## What to work on:
How many lines in the entries below include the string "Wang"? Answer with the number only.
+===+
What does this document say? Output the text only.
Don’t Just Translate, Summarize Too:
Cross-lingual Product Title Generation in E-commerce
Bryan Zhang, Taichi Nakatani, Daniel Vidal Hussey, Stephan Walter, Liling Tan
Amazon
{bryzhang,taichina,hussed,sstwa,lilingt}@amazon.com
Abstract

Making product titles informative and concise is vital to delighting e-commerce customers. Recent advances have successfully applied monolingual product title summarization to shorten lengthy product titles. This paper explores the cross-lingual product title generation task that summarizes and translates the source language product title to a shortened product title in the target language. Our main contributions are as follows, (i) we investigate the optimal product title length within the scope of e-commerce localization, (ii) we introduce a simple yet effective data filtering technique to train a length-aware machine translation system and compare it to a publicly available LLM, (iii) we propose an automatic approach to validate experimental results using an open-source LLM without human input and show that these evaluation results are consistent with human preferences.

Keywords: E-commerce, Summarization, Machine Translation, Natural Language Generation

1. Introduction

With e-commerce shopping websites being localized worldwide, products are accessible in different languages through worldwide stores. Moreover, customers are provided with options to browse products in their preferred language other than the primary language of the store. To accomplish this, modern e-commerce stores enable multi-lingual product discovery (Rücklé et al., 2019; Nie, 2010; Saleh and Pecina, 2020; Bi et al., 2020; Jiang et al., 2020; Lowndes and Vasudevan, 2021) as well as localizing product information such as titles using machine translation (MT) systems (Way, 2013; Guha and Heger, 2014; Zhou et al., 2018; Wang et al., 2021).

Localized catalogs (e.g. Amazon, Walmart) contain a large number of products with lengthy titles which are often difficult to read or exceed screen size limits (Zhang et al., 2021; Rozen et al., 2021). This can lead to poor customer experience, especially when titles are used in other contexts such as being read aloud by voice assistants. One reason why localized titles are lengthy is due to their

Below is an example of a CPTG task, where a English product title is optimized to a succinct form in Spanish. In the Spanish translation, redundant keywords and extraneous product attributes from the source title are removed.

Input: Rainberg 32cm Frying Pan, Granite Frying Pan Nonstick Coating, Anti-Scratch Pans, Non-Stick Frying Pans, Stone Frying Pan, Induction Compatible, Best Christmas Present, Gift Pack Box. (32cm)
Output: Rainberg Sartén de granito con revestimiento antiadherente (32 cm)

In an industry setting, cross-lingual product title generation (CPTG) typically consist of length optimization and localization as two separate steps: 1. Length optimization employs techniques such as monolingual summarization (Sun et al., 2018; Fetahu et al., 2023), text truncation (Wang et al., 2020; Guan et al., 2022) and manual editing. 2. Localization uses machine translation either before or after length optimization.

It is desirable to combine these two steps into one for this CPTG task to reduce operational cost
+===+
## Response for this exercise:
2